STATED PROBLEM =>
Check each line for the word "External" and report how many have it. Give nothing else.
--- MATERIAL TO PROCESS ---
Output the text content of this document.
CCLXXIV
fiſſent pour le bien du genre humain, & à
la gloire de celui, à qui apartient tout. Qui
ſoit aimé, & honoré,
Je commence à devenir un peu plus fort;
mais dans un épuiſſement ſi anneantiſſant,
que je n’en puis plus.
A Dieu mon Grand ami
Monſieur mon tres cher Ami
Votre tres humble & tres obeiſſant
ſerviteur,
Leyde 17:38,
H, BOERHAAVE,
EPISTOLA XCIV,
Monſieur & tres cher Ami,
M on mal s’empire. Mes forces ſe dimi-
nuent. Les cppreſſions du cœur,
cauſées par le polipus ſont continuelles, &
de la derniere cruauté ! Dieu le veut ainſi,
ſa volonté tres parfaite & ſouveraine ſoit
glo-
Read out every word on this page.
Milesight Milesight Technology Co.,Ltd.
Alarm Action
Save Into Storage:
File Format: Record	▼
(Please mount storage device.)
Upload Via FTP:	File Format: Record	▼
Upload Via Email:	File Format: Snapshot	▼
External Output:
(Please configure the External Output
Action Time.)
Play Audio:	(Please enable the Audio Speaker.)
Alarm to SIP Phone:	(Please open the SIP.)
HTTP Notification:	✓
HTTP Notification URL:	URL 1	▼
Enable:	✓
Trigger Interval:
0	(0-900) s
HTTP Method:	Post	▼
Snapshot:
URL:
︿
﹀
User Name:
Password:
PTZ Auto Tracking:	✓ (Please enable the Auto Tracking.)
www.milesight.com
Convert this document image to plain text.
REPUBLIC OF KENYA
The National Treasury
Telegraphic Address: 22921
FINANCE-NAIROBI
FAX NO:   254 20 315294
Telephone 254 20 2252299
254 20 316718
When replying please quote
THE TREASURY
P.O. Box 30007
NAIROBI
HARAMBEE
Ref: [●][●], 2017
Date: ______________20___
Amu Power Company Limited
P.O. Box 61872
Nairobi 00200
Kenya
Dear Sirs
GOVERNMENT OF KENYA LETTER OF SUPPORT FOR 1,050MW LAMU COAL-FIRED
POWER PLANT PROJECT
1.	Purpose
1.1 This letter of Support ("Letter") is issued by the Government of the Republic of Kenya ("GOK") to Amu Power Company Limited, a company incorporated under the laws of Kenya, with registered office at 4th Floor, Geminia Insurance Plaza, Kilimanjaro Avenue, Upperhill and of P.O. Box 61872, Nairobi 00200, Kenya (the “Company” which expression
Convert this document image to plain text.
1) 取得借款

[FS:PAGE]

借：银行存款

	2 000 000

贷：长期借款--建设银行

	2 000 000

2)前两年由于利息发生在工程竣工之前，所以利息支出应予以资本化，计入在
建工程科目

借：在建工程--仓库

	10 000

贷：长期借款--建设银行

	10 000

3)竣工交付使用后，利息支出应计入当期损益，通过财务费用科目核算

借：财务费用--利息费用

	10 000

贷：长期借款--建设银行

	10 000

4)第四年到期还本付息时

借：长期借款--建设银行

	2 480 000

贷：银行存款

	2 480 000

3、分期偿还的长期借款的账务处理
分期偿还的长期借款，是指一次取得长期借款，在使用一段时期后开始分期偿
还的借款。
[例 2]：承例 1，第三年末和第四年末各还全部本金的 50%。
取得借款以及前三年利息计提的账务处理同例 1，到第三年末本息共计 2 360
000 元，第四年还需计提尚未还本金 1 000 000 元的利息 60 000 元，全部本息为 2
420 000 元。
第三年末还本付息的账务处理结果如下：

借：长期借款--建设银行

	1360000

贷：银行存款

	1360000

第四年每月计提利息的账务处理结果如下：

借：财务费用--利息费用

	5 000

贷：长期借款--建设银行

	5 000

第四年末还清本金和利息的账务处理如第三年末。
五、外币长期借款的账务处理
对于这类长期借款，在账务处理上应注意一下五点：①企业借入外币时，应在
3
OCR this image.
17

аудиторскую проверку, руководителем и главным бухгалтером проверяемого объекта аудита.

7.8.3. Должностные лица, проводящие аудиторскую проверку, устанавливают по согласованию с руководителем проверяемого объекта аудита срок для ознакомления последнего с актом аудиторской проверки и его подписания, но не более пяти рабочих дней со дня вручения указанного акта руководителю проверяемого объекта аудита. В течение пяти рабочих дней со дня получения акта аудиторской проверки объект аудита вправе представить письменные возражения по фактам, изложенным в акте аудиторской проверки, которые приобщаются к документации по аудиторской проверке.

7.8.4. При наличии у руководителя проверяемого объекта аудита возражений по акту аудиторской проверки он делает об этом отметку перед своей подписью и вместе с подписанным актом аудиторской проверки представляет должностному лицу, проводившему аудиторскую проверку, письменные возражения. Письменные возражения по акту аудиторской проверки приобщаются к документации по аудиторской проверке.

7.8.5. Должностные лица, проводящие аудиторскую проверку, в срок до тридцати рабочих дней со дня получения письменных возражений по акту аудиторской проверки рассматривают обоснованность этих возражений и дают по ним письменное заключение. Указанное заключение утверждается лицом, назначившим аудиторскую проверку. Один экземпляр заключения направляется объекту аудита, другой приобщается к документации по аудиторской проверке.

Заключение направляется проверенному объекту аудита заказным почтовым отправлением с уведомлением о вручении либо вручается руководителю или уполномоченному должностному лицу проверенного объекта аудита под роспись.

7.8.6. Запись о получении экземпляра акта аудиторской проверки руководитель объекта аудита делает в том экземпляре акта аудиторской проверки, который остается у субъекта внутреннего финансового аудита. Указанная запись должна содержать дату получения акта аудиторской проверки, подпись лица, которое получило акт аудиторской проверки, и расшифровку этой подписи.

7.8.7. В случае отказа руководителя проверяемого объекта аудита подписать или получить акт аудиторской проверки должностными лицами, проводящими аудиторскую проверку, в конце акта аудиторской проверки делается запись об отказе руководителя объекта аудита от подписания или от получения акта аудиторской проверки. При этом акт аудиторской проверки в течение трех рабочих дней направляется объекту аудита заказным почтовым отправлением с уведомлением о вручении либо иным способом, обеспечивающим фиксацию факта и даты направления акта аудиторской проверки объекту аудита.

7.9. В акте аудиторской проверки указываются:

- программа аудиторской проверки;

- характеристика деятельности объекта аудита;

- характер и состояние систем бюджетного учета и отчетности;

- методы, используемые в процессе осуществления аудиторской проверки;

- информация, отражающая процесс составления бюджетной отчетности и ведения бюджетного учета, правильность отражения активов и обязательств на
---
RESULT BELOW =>
2